> [GIVEN REQUEST]: Read the listing below and copy out every line that holds "Bank".

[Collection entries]

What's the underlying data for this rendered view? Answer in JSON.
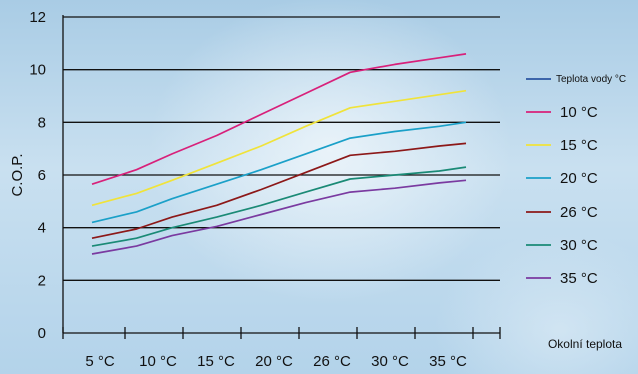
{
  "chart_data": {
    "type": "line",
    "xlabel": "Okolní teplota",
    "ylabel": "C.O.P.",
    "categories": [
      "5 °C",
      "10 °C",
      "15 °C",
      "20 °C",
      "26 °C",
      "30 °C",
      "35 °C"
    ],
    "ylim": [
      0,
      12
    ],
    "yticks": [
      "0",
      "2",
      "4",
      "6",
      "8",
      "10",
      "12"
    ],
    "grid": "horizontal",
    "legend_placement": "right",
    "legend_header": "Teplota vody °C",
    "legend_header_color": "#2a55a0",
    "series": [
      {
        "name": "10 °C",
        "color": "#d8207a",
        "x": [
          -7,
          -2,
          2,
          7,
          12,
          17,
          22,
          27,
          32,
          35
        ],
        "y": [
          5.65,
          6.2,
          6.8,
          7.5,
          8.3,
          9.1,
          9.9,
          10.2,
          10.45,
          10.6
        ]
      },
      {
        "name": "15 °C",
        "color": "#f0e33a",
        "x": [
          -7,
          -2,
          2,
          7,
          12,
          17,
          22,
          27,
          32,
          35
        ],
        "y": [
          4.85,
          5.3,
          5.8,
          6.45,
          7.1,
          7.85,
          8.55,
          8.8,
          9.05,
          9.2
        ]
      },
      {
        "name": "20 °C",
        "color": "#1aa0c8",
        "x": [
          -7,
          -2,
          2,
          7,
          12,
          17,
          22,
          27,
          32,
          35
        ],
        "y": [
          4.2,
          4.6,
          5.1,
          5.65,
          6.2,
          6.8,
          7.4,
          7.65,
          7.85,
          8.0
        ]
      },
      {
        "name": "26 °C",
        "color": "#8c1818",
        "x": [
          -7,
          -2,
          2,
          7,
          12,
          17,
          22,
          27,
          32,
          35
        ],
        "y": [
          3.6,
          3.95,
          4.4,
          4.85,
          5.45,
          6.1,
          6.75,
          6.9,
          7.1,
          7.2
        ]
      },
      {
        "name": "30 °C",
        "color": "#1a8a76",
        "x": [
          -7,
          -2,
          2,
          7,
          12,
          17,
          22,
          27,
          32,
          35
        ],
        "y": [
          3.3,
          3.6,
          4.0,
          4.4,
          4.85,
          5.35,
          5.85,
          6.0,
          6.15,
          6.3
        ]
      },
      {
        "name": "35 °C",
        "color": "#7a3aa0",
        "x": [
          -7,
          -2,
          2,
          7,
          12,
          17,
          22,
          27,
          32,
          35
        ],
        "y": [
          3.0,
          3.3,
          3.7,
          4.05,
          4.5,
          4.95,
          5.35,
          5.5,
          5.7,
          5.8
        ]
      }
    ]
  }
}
==
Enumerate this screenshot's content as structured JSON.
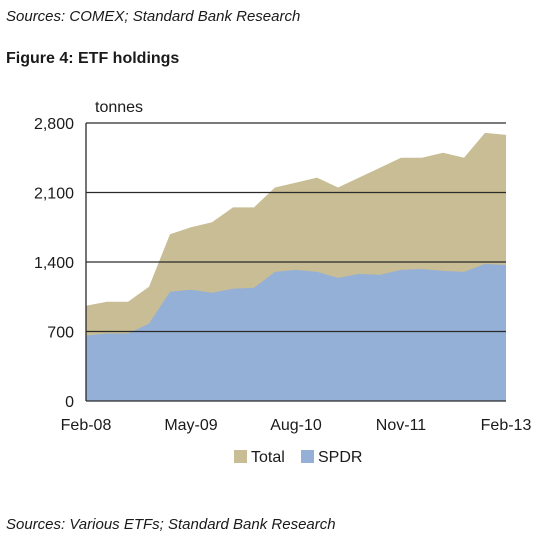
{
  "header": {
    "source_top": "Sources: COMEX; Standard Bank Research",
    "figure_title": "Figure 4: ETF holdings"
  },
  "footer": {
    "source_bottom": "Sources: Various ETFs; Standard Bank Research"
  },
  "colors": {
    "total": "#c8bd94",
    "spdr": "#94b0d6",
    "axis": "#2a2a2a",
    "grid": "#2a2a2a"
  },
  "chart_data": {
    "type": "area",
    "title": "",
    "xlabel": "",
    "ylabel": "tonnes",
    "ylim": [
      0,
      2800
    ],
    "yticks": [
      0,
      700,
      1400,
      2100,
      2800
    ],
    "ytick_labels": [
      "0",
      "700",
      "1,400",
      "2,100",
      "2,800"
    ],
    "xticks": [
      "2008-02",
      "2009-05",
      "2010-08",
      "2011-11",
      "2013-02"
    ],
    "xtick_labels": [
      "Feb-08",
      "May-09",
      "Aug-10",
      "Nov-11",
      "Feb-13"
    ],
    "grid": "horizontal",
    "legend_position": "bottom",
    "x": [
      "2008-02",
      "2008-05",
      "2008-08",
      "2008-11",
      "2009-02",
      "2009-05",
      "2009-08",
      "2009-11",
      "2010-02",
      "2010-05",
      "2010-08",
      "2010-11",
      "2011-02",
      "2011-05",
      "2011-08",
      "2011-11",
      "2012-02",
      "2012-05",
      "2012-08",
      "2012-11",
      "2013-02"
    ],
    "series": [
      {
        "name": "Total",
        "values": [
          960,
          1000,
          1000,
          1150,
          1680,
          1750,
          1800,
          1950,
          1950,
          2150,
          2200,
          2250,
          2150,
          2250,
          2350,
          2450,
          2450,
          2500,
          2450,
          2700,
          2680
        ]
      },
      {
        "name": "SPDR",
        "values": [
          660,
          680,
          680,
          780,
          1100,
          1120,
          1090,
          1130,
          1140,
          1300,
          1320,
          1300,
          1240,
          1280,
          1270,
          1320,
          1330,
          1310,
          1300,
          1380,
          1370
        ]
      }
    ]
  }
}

> [FINISHED EXERCISE]:
    "source_top": "Sources: COMEX; Standard Bank Research",
    "source_bottom": "Sources: Various ETFs; Standard Bank Research"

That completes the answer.